* BEGIN Records shown *

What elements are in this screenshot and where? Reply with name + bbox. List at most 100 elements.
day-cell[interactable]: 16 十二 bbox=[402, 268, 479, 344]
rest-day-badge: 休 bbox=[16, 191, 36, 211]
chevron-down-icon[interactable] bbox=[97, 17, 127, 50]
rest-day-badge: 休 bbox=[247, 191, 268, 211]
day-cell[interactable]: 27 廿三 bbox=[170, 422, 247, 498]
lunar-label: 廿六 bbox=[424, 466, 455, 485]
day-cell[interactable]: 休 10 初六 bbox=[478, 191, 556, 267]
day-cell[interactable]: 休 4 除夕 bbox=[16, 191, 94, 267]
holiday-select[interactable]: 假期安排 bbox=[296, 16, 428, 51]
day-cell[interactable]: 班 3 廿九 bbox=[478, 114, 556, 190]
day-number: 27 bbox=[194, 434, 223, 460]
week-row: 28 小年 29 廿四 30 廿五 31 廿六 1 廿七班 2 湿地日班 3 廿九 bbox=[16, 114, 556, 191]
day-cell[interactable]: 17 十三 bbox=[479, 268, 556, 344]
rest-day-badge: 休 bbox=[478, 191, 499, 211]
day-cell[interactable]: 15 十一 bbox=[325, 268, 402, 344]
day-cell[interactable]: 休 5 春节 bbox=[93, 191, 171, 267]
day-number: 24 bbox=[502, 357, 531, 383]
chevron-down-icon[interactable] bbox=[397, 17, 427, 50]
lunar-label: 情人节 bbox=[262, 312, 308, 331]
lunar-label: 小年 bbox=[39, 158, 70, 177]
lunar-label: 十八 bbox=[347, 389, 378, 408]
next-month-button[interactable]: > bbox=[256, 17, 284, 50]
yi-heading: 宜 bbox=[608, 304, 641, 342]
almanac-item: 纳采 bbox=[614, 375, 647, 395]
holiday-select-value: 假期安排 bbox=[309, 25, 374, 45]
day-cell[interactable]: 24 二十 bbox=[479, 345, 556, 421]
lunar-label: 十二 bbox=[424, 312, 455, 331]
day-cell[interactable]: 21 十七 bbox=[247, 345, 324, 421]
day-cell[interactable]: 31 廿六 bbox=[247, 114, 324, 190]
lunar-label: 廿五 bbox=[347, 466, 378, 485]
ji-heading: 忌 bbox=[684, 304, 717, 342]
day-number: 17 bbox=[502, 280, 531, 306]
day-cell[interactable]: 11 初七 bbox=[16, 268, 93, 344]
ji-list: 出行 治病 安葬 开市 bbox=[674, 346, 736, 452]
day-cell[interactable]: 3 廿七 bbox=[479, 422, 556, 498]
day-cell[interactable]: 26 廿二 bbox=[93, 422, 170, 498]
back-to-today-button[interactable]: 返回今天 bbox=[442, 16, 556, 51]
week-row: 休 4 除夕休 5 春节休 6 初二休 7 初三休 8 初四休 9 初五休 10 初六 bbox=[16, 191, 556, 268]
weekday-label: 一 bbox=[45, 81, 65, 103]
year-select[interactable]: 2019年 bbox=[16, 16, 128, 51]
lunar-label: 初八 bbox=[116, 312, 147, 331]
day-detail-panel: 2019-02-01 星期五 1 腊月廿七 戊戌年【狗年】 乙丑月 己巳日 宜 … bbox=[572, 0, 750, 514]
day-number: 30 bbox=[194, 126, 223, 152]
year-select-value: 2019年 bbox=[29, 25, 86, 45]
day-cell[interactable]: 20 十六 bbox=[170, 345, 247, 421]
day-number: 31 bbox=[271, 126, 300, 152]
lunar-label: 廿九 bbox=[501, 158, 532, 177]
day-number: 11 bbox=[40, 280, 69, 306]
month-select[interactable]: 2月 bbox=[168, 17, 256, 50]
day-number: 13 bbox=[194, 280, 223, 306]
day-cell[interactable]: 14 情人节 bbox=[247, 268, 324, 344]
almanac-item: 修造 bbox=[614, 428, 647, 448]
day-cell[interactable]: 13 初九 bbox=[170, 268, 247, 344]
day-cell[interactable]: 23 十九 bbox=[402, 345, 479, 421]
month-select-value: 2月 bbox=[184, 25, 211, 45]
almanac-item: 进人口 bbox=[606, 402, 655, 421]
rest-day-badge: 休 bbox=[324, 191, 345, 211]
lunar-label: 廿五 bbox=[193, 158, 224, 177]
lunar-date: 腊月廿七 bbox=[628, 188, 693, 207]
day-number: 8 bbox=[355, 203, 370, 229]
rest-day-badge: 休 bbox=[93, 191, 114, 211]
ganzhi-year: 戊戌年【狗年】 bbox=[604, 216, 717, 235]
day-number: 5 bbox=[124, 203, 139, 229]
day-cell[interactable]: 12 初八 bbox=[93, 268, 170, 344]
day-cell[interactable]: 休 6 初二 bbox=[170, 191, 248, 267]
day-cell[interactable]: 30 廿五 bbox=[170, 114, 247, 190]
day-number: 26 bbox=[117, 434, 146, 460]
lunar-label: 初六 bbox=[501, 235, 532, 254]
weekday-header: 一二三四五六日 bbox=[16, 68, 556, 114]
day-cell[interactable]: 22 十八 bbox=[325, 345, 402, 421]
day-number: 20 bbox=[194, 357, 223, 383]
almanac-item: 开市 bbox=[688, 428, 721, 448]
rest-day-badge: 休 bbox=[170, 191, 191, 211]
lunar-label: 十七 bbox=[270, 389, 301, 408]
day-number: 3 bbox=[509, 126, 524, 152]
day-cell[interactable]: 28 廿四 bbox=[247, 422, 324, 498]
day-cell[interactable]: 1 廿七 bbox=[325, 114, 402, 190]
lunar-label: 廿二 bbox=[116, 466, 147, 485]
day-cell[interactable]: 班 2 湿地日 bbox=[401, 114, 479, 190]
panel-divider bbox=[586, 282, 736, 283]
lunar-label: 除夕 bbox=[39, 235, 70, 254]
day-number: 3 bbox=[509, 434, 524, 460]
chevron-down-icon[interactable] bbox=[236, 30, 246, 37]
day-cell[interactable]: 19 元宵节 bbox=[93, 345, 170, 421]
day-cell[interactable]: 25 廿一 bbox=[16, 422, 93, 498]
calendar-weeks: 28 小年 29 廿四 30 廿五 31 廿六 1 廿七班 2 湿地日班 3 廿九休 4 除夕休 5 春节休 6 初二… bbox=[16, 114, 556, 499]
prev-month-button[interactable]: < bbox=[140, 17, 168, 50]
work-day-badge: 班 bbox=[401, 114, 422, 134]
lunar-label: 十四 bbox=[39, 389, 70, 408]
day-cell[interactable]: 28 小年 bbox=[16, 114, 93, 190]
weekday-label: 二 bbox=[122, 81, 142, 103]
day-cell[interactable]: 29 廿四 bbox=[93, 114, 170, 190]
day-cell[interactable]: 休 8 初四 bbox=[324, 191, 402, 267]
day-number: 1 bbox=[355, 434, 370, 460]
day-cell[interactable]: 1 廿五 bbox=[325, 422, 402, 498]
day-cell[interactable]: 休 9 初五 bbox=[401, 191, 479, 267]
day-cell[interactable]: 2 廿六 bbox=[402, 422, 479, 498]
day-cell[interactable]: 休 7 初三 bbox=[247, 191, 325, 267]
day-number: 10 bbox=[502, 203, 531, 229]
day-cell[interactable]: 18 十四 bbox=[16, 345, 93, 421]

* END Records shown *

## What is needed
Copy every line of the listing above, word for word and in the same order.

## Result
What elements are in this screenshot and where? Reply with name + bbox. List at most 100 elements.
day-cell[interactable]: 16 十二 bbox=[402, 268, 479, 344]
rest-day-badge: 休 bbox=[16, 191, 36, 211]
chevron-down-icon[interactable] bbox=[97, 17, 127, 50]
rest-day-badge: 休 bbox=[247, 191, 268, 211]
day-cell[interactable]: 27 廿三 bbox=[170, 422, 247, 498]
lunar-label: 廿六 bbox=[424, 466, 455, 485]
day-cell[interactable]: 休 10 初六 bbox=[478, 191, 556, 267]
day-cell[interactable]: 休 4 除夕 bbox=[16, 191, 94, 267]
holiday-select[interactable]: 假期安排 bbox=[296, 16, 428, 51]
day-cell[interactable]: 班 3 廿九 bbox=[478, 114, 556, 190]
day-number: 27 bbox=[194, 434, 223, 460]
week-row: 28 小年 29 廿四 30 廿五 31 廿六 1 廿七班 2 湿地日班 3 廿九 bbox=[16, 114, 556, 191]
day-cell[interactable]: 17 十三 bbox=[479, 268, 556, 344]
rest-day-badge: 休 bbox=[478, 191, 499, 211]
day-cell[interactable]: 15 十一 bbox=[325, 268, 402, 344]
day-cell[interactable]: 休 5 春节 bbox=[93, 191, 171, 267]
day-number: 24 bbox=[502, 357, 531, 383]
chevron-down-icon[interactable] bbox=[397, 17, 427, 50]
lunar-label: 情人节 bbox=[262, 312, 308, 331]
lunar-label: 小年 bbox=[39, 158, 70, 177]
lunar-label: 十八 bbox=[347, 389, 378, 408]
next-month-button[interactable]: > bbox=[256, 17, 284, 50]
yi-heading: 宜 bbox=[608, 304, 641, 342]
almanac-item: 纳采 bbox=[614, 375, 647, 395]
holiday-select-value: 假期安排 bbox=[309, 25, 374, 45]
day-cell[interactable]: 24 二十 bbox=[479, 345, 556, 421]
lunar-label: 十二 bbox=[424, 312, 455, 331]
day-cell[interactable]: 21 十七 bbox=[247, 345, 324, 421]
day-cell[interactable]: 31 廿六 bbox=[247, 114, 324, 190]
lunar-label: 廿五 bbox=[347, 466, 378, 485]
ji-heading: 忌 bbox=[684, 304, 717, 342]
day-number: 17 bbox=[502, 280, 531, 306]
day-cell[interactable]: 11 初七 bbox=[16, 268, 93, 344]
ji-list: 出行 治病 安葬 开市 bbox=[674, 346, 736, 452]
day-cell[interactable]: 3 廿七 bbox=[479, 422, 556, 498]
day-cell[interactable]: 26 廿二 bbox=[93, 422, 170, 498]
back-to-today-button[interactable]: 返回今天 bbox=[442, 16, 556, 51]
week-row: 休 4 除夕休 5 春节休 6 初二休 7 初三休 8 初四休 9 初五休 10 初六 bbox=[16, 191, 556, 268]
weekday-label: 一 bbox=[45, 81, 65, 103]
year-select[interactable]: 2019年 bbox=[16, 16, 128, 51]
lunar-label: 初八 bbox=[116, 312, 147, 331]
day-detail-panel: 2019-02-01 星期五 1 腊月廿七 戊戌年【狗年】 乙丑月 己巳日 宜 … bbox=[572, 0, 750, 514]
day-number: 30 bbox=[194, 126, 223, 152]
year-select-value: 2019年 bbox=[29, 25, 86, 45]
day-cell[interactable]: 20 十六 bbox=[170, 345, 247, 421]
day-number: 31 bbox=[271, 126, 300, 152]
lunar-label: 廿九 bbox=[501, 158, 532, 177]
day-number: 11 bbox=[40, 280, 69, 306]
month-select[interactable]: 2月 bbox=[168, 17, 256, 50]
day-number: 13 bbox=[194, 280, 223, 306]
day-cell[interactable]: 14 情人节 bbox=[247, 268, 324, 344]
almanac-item: 修造 bbox=[614, 428, 647, 448]
day-cell[interactable]: 13 初九 bbox=[170, 268, 247, 344]
day-cell[interactable]: 23 十九 bbox=[402, 345, 479, 421]
month-select-value: 2月 bbox=[184, 25, 211, 45]
almanac-item: 进人口 bbox=[606, 402, 655, 421]
rest-day-badge: 休 bbox=[324, 191, 345, 211]
lunar-label: 廿五 bbox=[193, 158, 224, 177]
lunar-date: 腊月廿七 bbox=[628, 188, 693, 207]
day-number: 8 bbox=[355, 203, 370, 229]
rest-day-badge: 休 bbox=[93, 191, 114, 211]
ganzhi-year: 戊戌年【狗年】 bbox=[604, 216, 717, 235]
day-number: 5 bbox=[124, 203, 139, 229]
day-cell[interactable]: 12 初八 bbox=[93, 268, 170, 344]
day-cell[interactable]: 休 6 初二 bbox=[170, 191, 248, 267]
day-cell[interactable]: 30 廿五 bbox=[170, 114, 247, 190]
day-number: 26 bbox=[117, 434, 146, 460]
lunar-label: 初六 bbox=[501, 235, 532, 254]
weekday-header: 一二三四五六日 bbox=[16, 68, 556, 114]
day-cell[interactable]: 22 十八 bbox=[325, 345, 402, 421]
day-number: 20 bbox=[194, 357, 223, 383]
almanac-item: 开市 bbox=[688, 428, 721, 448]
rest-day-badge: 休 bbox=[170, 191, 191, 211]
lunar-label: 十七 bbox=[270, 389, 301, 408]
day-number: 3 bbox=[509, 126, 524, 152]
day-cell[interactable]: 28 廿四 bbox=[247, 422, 324, 498]
day-cell[interactable]: 1 廿七 bbox=[325, 114, 402, 190]
lunar-label: 廿二 bbox=[116, 466, 147, 485]
day-cell[interactable]: 班 2 湿地日 bbox=[401, 114, 479, 190]
panel-divider bbox=[586, 282, 736, 283]
lunar-label: 除夕 bbox=[39, 235, 70, 254]
day-number: 3 bbox=[509, 434, 524, 460]
chevron-down-icon[interactable] bbox=[236, 30, 246, 37]
day-cell[interactable]: 19 元宵节 bbox=[93, 345, 170, 421]
day-cell[interactable]: 25 廿一 bbox=[16, 422, 93, 498]
calendar-weeks: 28 小年 29 廿四 30 廿五 31 廿六 1 廿七班 2 湿地日班 3 廿九休 4 除夕休 5 春节休 6 初二… bbox=[16, 114, 556, 499]
prev-month-button[interactable]: < bbox=[140, 17, 168, 50]
work-day-badge: 班 bbox=[401, 114, 422, 134]
lunar-label: 十四 bbox=[39, 389, 70, 408]
day-cell[interactable]: 28 小年 bbox=[16, 114, 93, 190]
weekday-label: 二 bbox=[122, 81, 142, 103]
day-cell[interactable]: 29 廿四 bbox=[93, 114, 170, 190]
day-cell[interactable]: 休 8 初四 bbox=[324, 191, 402, 267]
day-number: 1 bbox=[355, 434, 370, 460]
day-cell[interactable]: 1 廿五 bbox=[325, 422, 402, 498]
day-cell[interactable]: 休 9 初五 bbox=[401, 191, 479, 267]
day-cell[interactable]: 2 廿六 bbox=[402, 422, 479, 498]
day-cell[interactable]: 休 7 初三 bbox=[247, 191, 325, 267]
day-number: 10 bbox=[502, 203, 531, 229]
day-cell[interactable]: 18 十四 bbox=[16, 345, 93, 421]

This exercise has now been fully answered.